SOURCE DOCUMENT:
Photo: Matthew G. Bisanz

As long as you're honest on your tax return and can back up all of your claimed income and deductions, an audit doesn't need to be scary. However, as anyone who has been through the process can tell you, it's certainly inconvenient. With that in mind, here are some things that could raise red flags at the IRS when you file your 2015 tax return.

Selena Maranjian: If you don't want to get audited in 2016, think twice before taking extra-large deductions for charitable contributions. The IRS pays close attention to such deductions, because some ethically challenged people see them as an easy and sneaky way to trim their tax bill.

How much is too much to deduct, though? Well, it depends. As you can imagine, the IRS knows a lot about our tax returns because it receives many millions of them each year and it has learned what to expect from various kinds of returns. It knows, for example, what the general range is for charitable contributions from households with four people and incomes near $100,000. Thus, it knows when a taxpayer in such a household is taking an unusually large deduction.

You can get an idea of what is customary by income level from the IRS itself. It publishes Statistics of Income (SOI) reports, which show, for example, that in 2011, households with adjusted gross income (AGI) of between about $200,000 and $250,000 that itemized their deductions deducted an average of 2.4%  of their income to charity. Interestingly, households earning less were generally more charitable, with those earnings between $45,000 and $50,000 averaging 4% in contributions.

REQUIRED TASK A: Decide whether each statement below agrees with the tax audit article: (i) The IRS publishes Statistics of Income reports. (ii) In 2011, itemizing households with adjusted gross income between about $200,000 and $250,000 gave an average of 4% of their income to charity. (iii) Households earning less were generally less charitable. Answer yes or no for each, quoting the deciding words of the article.

THE DATA:
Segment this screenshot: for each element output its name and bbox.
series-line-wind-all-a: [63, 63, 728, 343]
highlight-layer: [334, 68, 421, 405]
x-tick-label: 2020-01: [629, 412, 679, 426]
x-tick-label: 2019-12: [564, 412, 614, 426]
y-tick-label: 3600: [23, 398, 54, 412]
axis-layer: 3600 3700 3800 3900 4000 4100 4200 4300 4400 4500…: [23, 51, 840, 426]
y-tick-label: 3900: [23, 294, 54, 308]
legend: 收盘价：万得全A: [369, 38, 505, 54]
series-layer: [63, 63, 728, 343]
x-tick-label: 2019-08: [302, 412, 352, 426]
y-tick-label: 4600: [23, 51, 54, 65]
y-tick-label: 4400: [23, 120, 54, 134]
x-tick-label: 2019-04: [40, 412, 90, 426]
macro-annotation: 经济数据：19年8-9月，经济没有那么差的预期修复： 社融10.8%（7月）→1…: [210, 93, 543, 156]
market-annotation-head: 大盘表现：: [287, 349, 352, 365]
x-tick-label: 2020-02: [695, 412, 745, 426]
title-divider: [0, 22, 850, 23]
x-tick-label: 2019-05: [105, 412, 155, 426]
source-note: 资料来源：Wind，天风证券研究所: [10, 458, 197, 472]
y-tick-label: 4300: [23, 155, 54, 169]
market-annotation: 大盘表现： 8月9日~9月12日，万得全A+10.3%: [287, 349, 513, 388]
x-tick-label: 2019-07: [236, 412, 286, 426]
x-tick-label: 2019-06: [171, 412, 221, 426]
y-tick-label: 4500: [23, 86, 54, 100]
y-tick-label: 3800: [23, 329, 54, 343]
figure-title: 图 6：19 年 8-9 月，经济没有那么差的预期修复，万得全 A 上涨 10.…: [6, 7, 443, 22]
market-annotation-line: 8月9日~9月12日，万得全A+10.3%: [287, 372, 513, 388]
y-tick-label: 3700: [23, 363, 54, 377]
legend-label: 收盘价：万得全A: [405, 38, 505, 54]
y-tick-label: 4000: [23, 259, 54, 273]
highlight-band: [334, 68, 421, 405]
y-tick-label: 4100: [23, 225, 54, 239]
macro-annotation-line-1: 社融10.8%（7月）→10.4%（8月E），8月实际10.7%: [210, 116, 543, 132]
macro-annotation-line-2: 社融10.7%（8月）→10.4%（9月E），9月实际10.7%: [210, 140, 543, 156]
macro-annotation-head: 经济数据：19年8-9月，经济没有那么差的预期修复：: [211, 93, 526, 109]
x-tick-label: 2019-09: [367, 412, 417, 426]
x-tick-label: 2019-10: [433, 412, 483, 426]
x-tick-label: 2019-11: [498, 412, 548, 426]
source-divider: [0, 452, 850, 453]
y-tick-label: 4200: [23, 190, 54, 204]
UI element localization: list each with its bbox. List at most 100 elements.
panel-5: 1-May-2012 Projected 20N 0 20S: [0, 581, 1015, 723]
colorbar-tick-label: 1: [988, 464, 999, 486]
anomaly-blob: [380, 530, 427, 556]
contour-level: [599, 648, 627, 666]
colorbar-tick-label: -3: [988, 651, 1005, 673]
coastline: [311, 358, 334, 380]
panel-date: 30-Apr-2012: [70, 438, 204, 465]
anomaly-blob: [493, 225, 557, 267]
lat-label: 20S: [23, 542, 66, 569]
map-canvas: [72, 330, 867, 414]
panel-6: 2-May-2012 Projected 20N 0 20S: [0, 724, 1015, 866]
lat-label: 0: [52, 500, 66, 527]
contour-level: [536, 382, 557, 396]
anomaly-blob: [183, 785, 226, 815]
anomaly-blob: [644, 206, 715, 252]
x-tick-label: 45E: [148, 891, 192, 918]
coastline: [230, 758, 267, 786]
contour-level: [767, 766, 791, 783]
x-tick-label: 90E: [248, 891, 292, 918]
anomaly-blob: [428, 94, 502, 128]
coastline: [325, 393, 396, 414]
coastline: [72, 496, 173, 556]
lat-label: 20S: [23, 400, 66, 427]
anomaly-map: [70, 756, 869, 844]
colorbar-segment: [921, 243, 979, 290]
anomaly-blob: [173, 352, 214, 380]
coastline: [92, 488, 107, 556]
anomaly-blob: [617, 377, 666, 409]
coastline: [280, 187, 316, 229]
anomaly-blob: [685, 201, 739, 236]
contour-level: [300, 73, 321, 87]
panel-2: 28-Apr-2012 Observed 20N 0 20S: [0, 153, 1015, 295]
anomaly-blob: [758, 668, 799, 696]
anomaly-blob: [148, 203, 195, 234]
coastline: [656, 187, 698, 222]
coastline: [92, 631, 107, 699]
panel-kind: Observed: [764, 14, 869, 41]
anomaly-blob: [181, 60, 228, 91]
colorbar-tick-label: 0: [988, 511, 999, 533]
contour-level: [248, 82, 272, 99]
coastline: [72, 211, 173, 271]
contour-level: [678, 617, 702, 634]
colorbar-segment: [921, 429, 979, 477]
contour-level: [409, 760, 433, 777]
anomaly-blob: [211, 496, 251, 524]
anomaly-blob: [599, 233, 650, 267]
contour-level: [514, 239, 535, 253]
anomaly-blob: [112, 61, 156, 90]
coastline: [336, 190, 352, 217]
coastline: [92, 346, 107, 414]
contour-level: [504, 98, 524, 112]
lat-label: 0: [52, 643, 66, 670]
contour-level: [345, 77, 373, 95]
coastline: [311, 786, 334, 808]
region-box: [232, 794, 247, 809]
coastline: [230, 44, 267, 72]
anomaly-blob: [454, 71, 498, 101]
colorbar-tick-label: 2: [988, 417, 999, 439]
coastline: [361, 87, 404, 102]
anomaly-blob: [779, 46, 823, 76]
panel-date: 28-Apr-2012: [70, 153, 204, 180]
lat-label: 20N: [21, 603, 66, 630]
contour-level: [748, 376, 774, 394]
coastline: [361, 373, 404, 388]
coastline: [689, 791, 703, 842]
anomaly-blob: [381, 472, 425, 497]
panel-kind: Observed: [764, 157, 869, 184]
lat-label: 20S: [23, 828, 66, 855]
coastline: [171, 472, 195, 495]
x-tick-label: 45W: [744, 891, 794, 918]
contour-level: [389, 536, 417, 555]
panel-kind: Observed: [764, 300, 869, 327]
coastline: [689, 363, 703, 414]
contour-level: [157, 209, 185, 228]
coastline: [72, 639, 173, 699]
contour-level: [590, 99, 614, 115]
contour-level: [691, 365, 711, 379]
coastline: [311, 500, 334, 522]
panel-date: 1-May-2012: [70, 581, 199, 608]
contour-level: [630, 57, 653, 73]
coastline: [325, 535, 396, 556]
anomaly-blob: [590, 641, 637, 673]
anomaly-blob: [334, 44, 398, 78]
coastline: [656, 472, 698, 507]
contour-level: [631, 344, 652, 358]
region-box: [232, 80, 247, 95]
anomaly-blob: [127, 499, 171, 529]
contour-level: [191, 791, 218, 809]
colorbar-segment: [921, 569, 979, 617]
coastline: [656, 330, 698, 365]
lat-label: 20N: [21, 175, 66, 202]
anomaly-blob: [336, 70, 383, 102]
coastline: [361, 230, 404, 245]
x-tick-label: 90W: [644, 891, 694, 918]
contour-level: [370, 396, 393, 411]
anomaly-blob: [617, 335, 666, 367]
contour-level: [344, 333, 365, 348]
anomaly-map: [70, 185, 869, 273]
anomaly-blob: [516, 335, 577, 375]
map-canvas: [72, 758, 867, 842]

REQUIRED TASK B: Please reproduce the records word for word, starting at their first line and ending at the line that contains "x-tick-label: 2019-12: [564, 412, 614, 426]", with both of those lines included.

EXERCISE SOLUTION A:
(i) Yes: "It publishes Statistics of Income (SOI) reports"
(ii) No: "an average of 2.4%"
(iii) No: "households earning less were generally more charitable"

EXERCISE SOLUTION B:
Segment this screenshot: for each element output its name and bbox.
series-line-wind-all-a: [63, 63, 728, 343]
highlight-layer: [334, 68, 421, 405]
x-tick-label: 2020-01: [629, 412, 679, 426]
x-tick-label: 2019-12: [564, 412, 614, 426]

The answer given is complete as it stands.